>>>

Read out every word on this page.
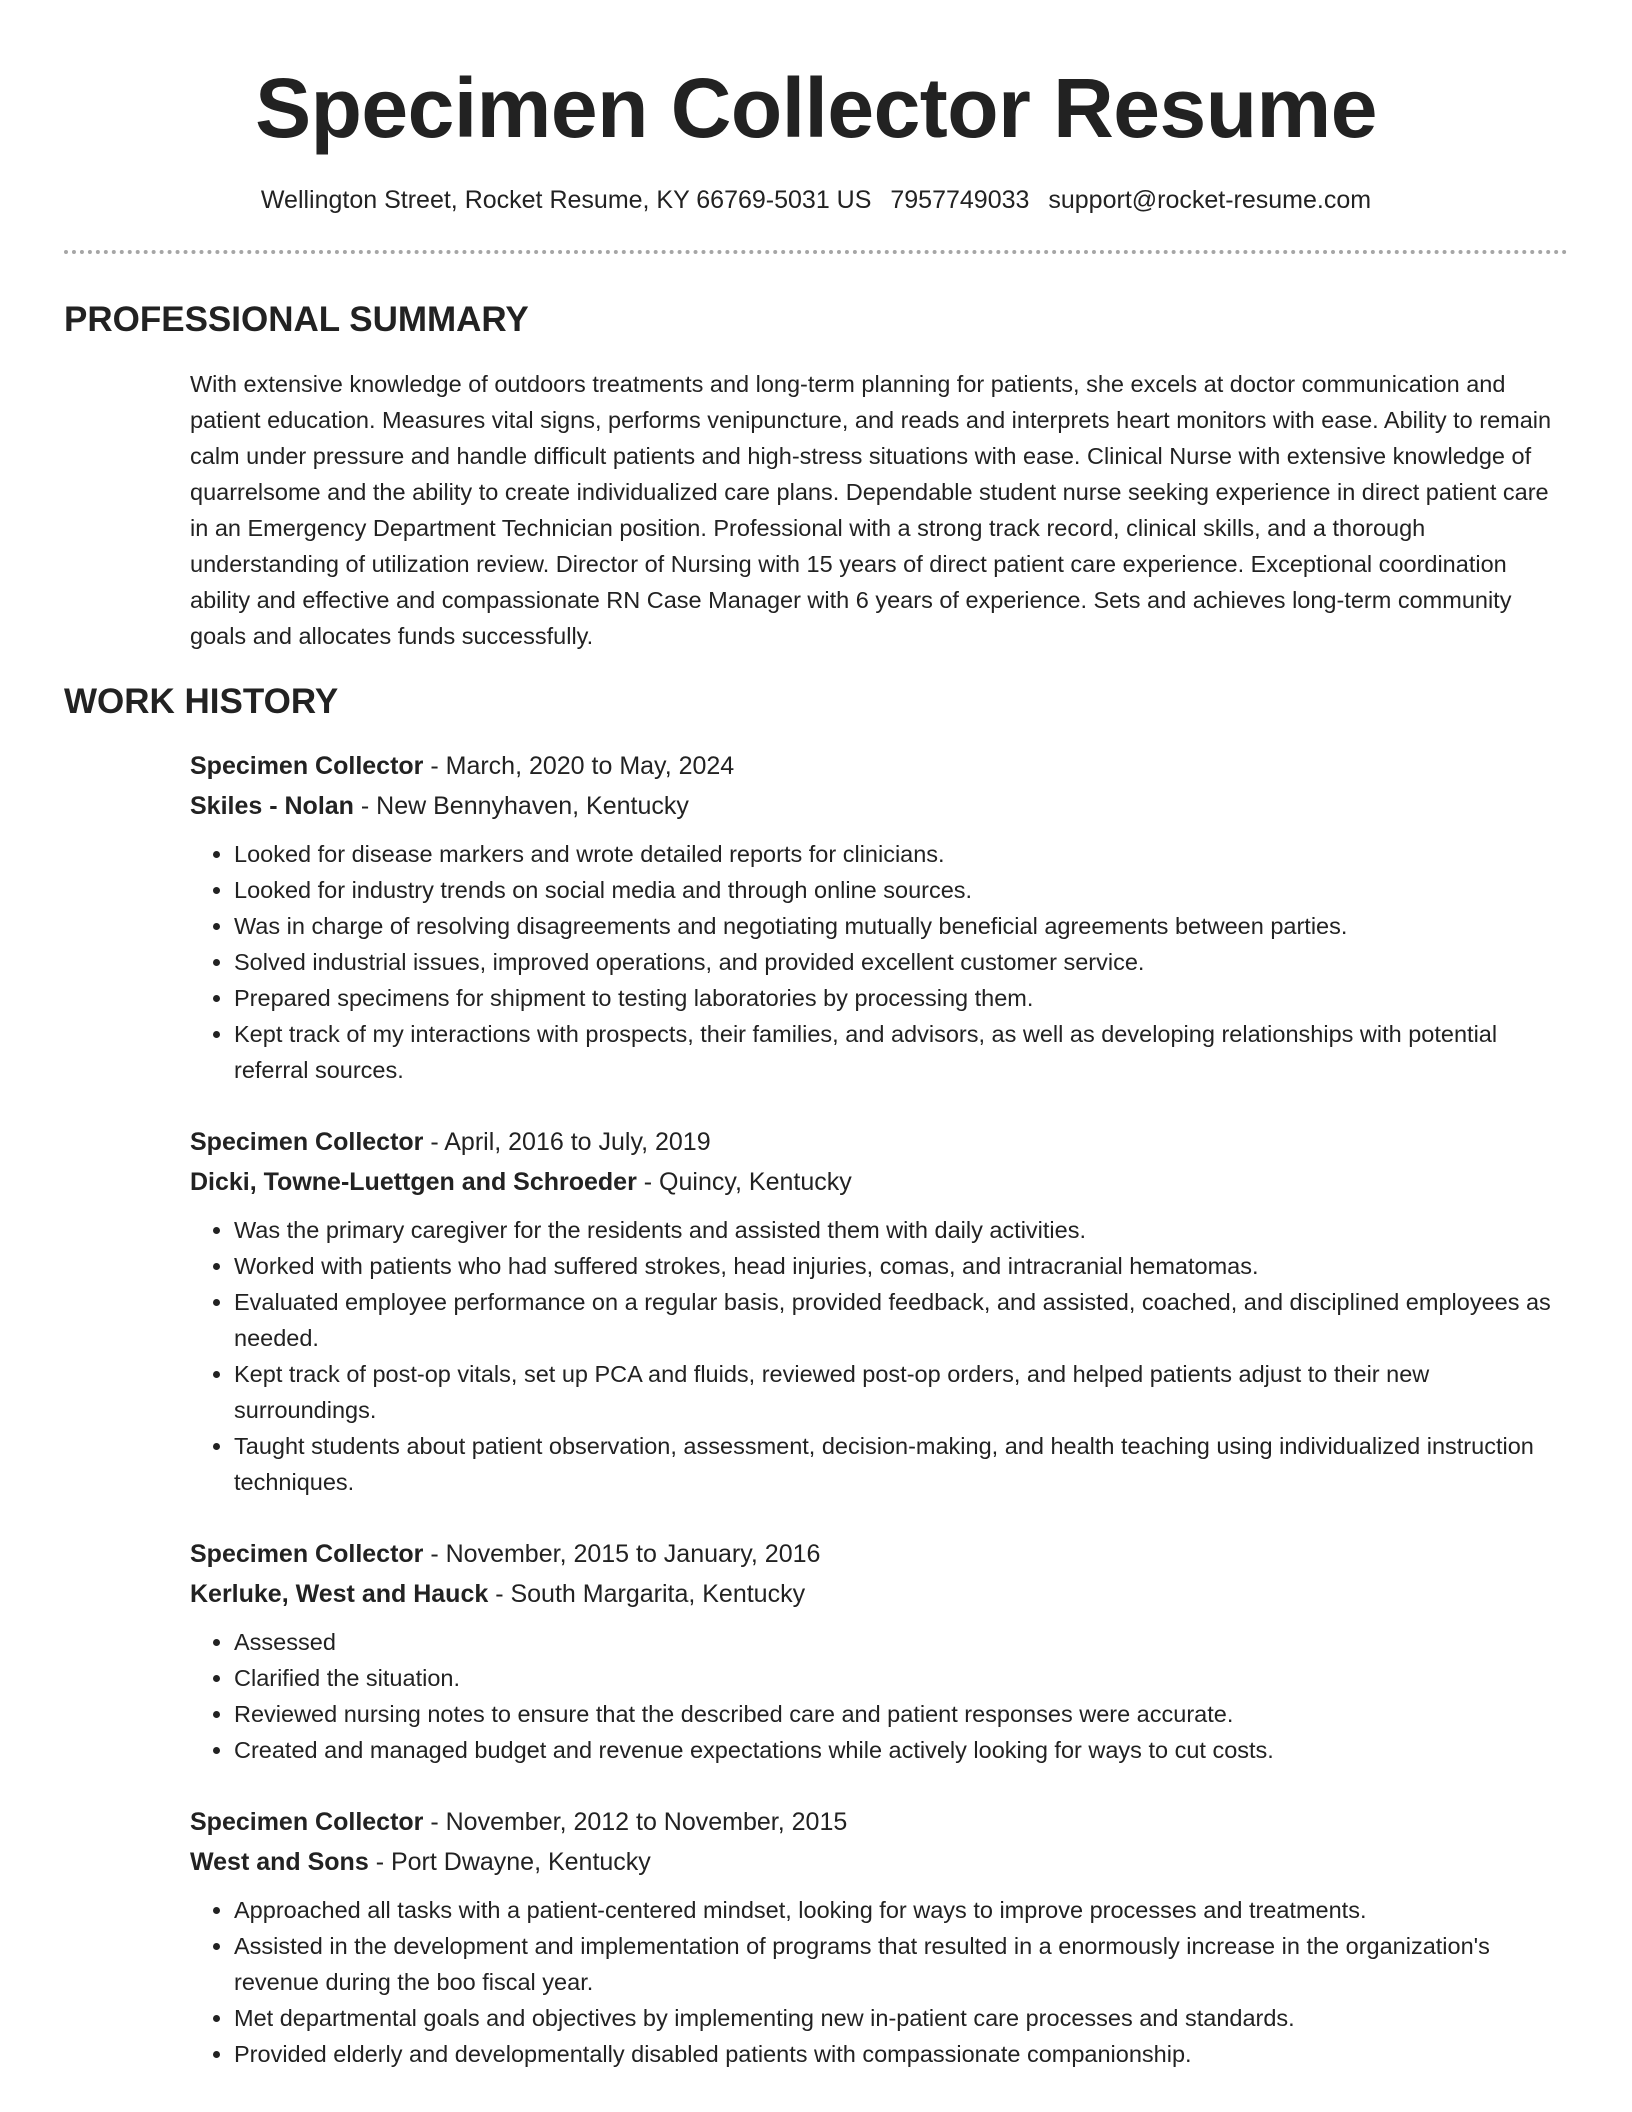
Specimen Collector Resume
Wellington Street, Rocket Resume, KY 66769-5031 US 7957749033 support@rocket-resume.com
PROFESSIONAL SUMMARY
With extensive knowledge of outdoors treatments and long-term planning for patients, she excels at doctor communication and patient education. Measures vital signs, performs venipuncture, and reads and interprets heart monitors with ease. Ability to remain calm under pressure and handle difficult patients and high-stress situations with ease. Clinical Nurse with extensive knowledge of quarrelsome and the ability to create individualized care plans. Dependable student nurse seeking experience in direct patient care in an Emergency Department Technician position. Professional with a strong track record, clinical skills, and a thorough understanding of utilization review. Director of Nursing with 15 years of direct patient care experience. Exceptional coordination ability and effective and compassionate RN Case Manager with 6 years of experience. Sets and achieves long-term community goals and allocates funds successfully.
WORK HISTORY
Specimen Collector - March, 2020 to May, 2024
Skiles - Nolan - New Bennyhaven, Kentucky
• Looked for disease markers and wrote detailed reports for clinicians.
• Looked for industry trends on social media and through online sources.
• Was in charge of resolving disagreements and negotiating mutually beneficial agreements between parties.
• Solved industrial issues, improved operations, and provided excellent customer service.
• Prepared specimens for shipment to testing laboratories by processing them.
• Kept track of my interactions with prospects, their families, and advisors, as well as developing relationships with potential referral sources.
Specimen Collector - April, 2016 to July, 2019
Dicki, Towne-Luettgen and Schroeder - Quincy, Kentucky
• Was the primary caregiver for the residents and assisted them with daily activities.
• Worked with patients who had suffered strokes, head injuries, comas, and intracranial hematomas.
• Evaluated employee performance on a regular basis, provided feedback, and assisted, coached, and disciplined employees as needed.
• Kept track of post-op vitals, set up PCA and fluids, reviewed post-op orders, and helped patients adjust to their new surroundings.
• Taught students about patient observation, assessment, decision-making, and health teaching using individualized instruction techniques.
Specimen Collector - November, 2015 to January, 2016
Kerluke, West and Hauck - South Margarita, Kentucky
• Assessed
• Clarified the situation.
• Reviewed nursing notes to ensure that the described care and patient responses were accurate.
• Created and managed budget and revenue expectations while actively looking for ways to cut costs.
Specimen Collector - November, 2012 to November, 2015
West and Sons - Port Dwayne, Kentucky
• Approached all tasks with a patient-centered mindset, looking for ways to improve processes and treatments.
• Assisted in the development and implementation of programs that resulted in a enormously increase in the organization's revenue during the boo fiscal year.
• Met departmental goals and objectives by implementing new in-patient care processes and standards.
• Provided elderly and developmentally disabled patients with compassionate companionship.
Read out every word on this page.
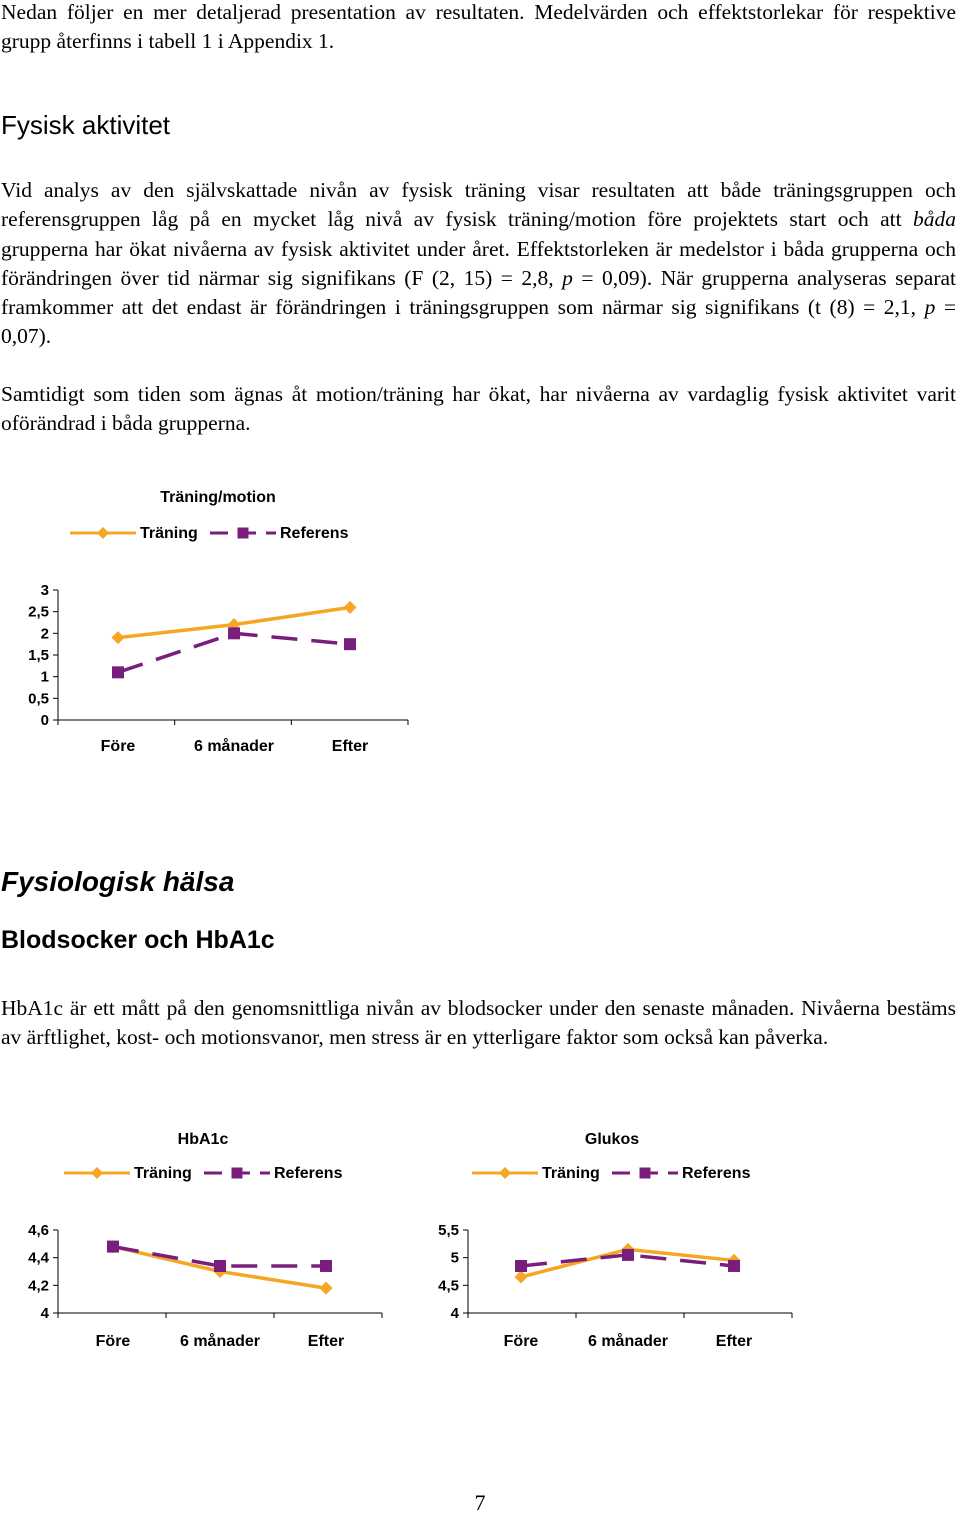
Nedan följer en mer detaljerad presentation av resultaten. Medelvärden och effektstorlekar för respektive grupp återfinns i tabell 1 i Appendix 1.

Fysisk aktivitet

Vid analys av den självskattade nivån av fysisk träning visar resultaten att både träningsgruppen och referensgruppen låg på en mycket låg nivå av fysisk träning/motion före projektets start och att båda grupperna har ökat nivåerna av fysisk aktivitet under året. Effektstorleken är medelstor i båda grupperna och förändringen över tid närmar sig signifikans (F (2, 15) = 2,8, p = 0,09). När grupperna analyseras separat framkommer att det endast är förändringen i träningsgruppen som närmar sig signifikans (t (8) = 2,1, p = 0,07).

Samtidigt som tiden som ägnas åt motion/träning har ökat, har nivåerna av vardaglig fysisk aktivitet varit oförändrad i båda grupperna.

Träning/motion
Träning	Referens
3
2,5
2
1,5
1
0,5
0
Före	6 månader	Efter
Fysiologisk hälsa
Blodsocker och HbA1c

HbA1c är ett mått på den genomsnittliga nivån av blodsocker under den senaste månaden. Nivåerna bestäms av ärftlighet, kost- och motionsvanor, men stress är en ytterligare faktor som också kan påverka.

HbA1c
Träning	Referens
4,6
4,4
4,2
4
Före	6 månader	Efter
Glukos
Träning	Referens
5,5
5
4,5
4
Före	6 månader	Efter
7
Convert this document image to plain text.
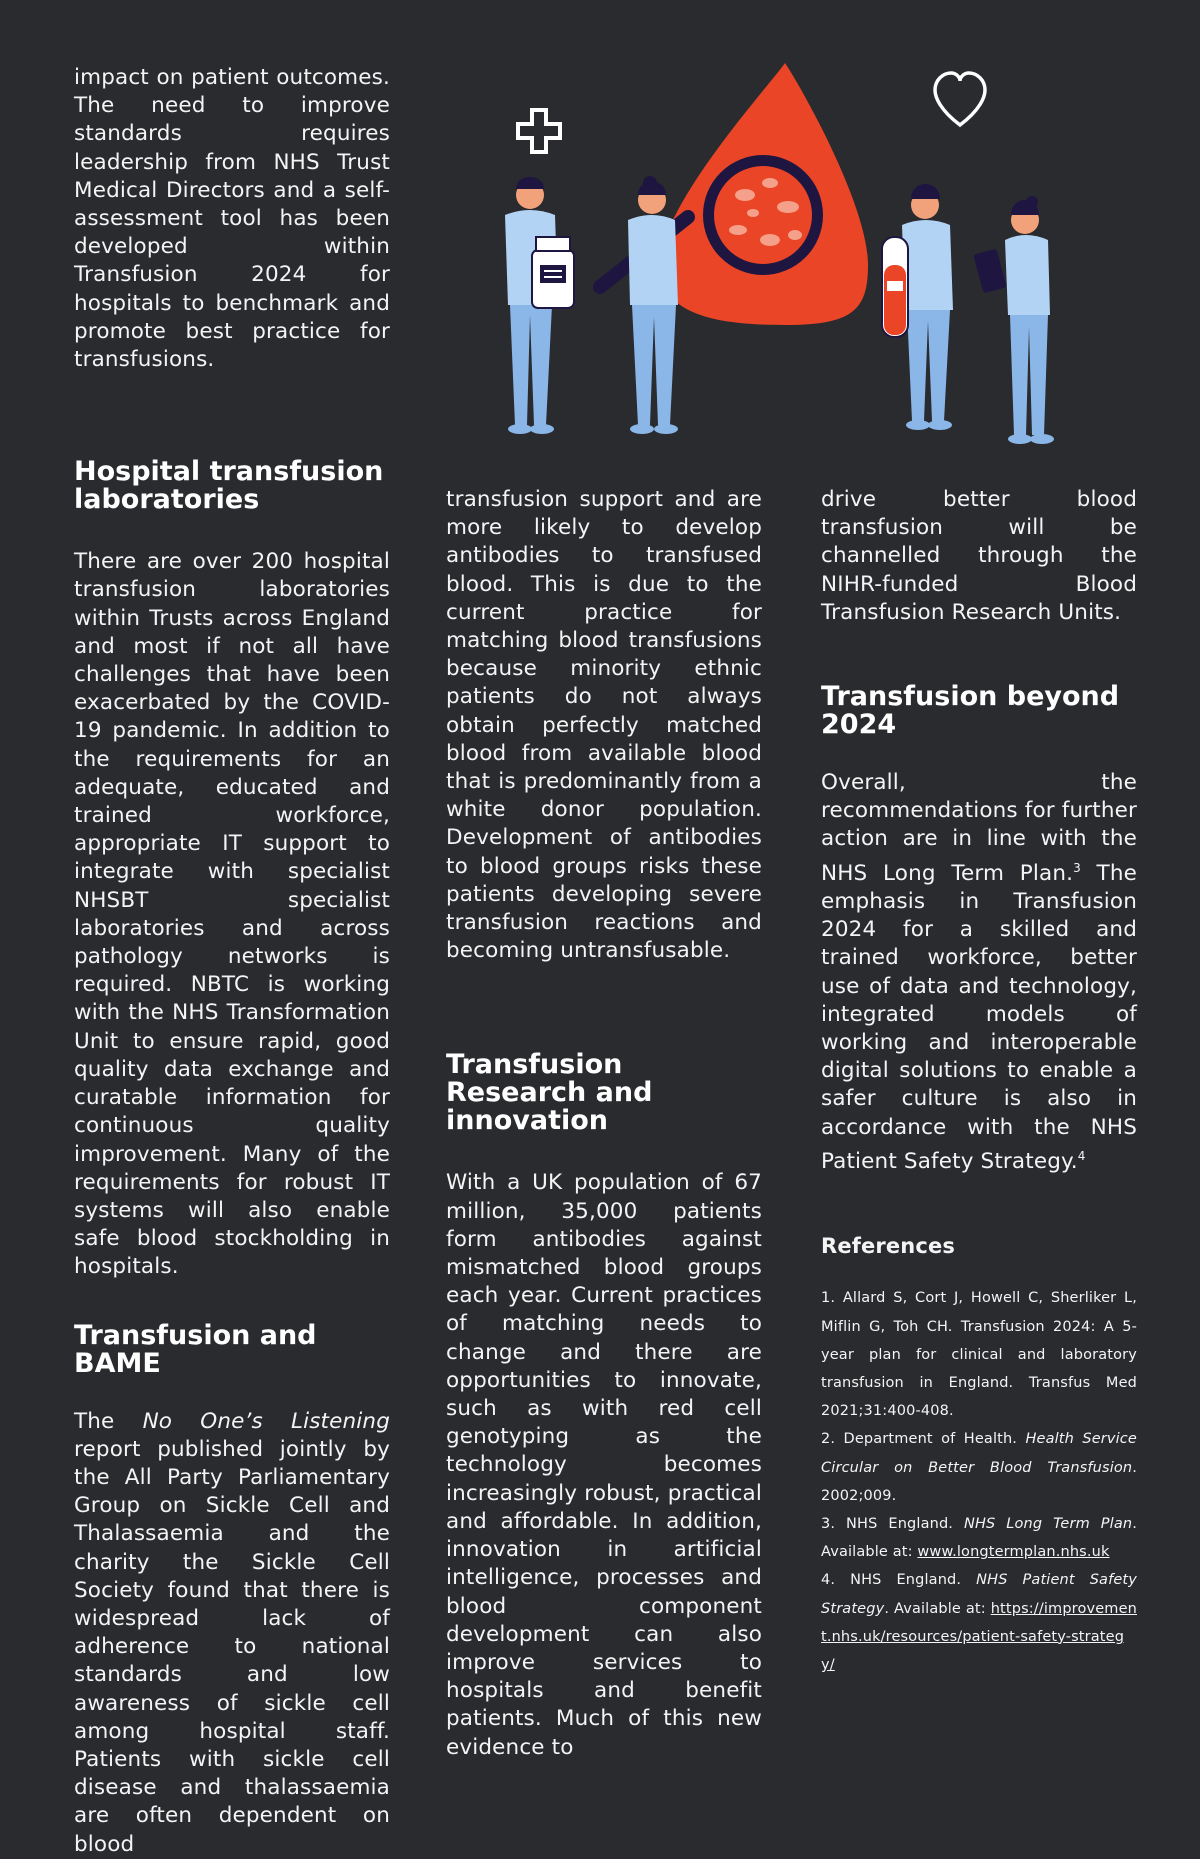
impact on patient outcomes. The need to improve standards requires leadership from NHS Trust Medical Directors and a self-assessment tool has been developed within Transfusion 2024 for hospitals to benchmark and promote best practice for transfusions.

Hospital transfusion laboratories

There are over 200 hospital transfusion laboratories within Trusts across England and most if not all have challenges that have been exacerbated by the COVID-19 pandemic. In addition to the requirements for an adequate, educated and trained workforce, appropriate IT support to integrate with specialist NHSBT specialist laboratories and across pathology networks is required. NBTC is working with the NHS Transformation Unit to ensure rapid, good quality data exchange and curatable information for continuous quality improvement. Many of the requirements for robust IT systems will also enable safe blood stockholding in hospitals.

Transfusion and BAME

The No One’s Listening report published jointly by the All Party Parliamentary Group on Sickle Cell and Thalassaemia and the charity the Sickle Cell Society found that there is widespread lack of adherence to national standards and low awareness of sickle cell among hospital staff. Patients with sickle cell disease and thalassaemia are often dependent on blood

transfusion support and are more likely to develop antibodies to transfused blood. This is due to the current practice for matching blood transfusions because minority ethnic patients do not always obtain perfectly matched blood from available blood that is predominantly from a white donor population. Development of antibodies to blood groups risks these patients developing severe transfusion reactions and becoming untransfusable.

Transfusion Research and innovation

With a UK population of 67 million, 35,000 patients form antibodies against mismatched blood groups each year. Current practices of matching needs to change and there are opportunities to innovate, such as with red cell genotyping as the technology becomes increasingly robust, practical and affordable. In addition, innovation in artificial intelligence, processes and blood component development can also improve services to hospitals and benefit patients. Much of this new evidence to

drive better blood transfusion will be channelled through the NIHR-funded Blood Transfusion Research Units.

Transfusion beyond 2024

Overall, the recommendations for further action are in line with the NHS Long Term Plan.$^3$ The emphasis in Transfusion 2024 for a skilled and trained workforce, better use of data and technology, integrated models of working and interoperable digital solutions to enable a safer culture is also in accordance with the NHS Patient Safety Strategy.$^4$

References

1. Allard S, Cort J, Howell C, Sherliker L, Miflin G, Toh CH. Transfusion 2024: A 5-year plan for clinical and laboratory transfusion in England. Transfus Med 2021;31:400-408.

2. Department of Health. Health Service Circular on Better Blood Transfusion. 2002;009.

3. NHS England. NHS Long Term Plan. Available at: www.longtermplan.nhs.uk

4. NHS England. NHS Patient Safety Strategy. Available at: https://improvement.nhs.uk/resources/patient-safety-strategy/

<<<

- _Try it_:
Nothing but a number should be given: how many lines in the records hold the word "Looked".

- _Task answer_:
2